Set exercise: In the listing below, count each line containing "JSON" and answer with the count only.
** begin **
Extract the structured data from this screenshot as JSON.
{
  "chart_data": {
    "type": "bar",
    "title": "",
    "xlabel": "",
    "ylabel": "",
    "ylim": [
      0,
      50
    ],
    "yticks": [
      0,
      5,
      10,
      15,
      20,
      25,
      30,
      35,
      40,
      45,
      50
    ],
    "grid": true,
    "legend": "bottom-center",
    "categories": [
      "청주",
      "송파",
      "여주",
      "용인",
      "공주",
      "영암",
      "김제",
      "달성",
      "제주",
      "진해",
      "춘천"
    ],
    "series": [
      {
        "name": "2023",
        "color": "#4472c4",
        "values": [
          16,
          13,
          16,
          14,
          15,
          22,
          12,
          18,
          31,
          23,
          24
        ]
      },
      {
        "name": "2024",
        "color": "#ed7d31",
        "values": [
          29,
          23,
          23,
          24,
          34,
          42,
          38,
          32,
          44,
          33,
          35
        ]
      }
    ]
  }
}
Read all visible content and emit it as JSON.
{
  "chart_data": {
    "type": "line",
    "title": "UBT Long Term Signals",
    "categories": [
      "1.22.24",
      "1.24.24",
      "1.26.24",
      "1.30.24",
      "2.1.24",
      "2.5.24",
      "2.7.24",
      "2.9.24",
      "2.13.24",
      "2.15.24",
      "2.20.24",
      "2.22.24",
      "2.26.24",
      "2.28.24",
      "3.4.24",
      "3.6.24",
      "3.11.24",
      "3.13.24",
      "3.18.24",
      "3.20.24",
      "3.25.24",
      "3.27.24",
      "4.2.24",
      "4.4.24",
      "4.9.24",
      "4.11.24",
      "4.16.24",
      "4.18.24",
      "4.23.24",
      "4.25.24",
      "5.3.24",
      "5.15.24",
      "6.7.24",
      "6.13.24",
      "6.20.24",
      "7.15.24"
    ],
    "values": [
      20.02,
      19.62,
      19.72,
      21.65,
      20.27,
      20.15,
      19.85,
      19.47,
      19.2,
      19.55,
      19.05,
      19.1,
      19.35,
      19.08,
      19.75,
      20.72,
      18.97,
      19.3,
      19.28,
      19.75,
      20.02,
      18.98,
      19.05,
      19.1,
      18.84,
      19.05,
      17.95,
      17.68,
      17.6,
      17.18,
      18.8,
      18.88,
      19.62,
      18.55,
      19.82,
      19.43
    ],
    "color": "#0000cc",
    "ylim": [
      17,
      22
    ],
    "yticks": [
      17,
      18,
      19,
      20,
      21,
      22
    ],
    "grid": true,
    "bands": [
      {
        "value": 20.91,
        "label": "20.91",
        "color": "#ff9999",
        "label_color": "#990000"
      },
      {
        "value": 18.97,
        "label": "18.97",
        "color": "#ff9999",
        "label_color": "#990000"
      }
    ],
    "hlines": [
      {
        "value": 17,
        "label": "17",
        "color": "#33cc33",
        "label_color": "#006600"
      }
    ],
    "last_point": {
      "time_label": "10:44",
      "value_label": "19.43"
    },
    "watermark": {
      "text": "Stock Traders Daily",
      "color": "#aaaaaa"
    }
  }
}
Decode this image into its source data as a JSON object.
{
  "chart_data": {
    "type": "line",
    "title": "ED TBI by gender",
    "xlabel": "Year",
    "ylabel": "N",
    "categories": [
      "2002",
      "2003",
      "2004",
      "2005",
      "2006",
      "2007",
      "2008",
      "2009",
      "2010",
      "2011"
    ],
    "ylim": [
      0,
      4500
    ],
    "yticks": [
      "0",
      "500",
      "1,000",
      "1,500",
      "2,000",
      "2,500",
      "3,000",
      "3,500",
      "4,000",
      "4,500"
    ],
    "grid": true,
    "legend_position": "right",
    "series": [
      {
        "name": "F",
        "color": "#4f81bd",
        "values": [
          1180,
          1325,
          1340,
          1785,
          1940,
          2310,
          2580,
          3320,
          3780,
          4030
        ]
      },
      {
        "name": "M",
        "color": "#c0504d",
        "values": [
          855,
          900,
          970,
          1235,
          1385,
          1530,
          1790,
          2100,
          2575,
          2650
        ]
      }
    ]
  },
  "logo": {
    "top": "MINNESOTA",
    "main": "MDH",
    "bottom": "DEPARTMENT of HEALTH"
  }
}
** end **
Expected answer: 3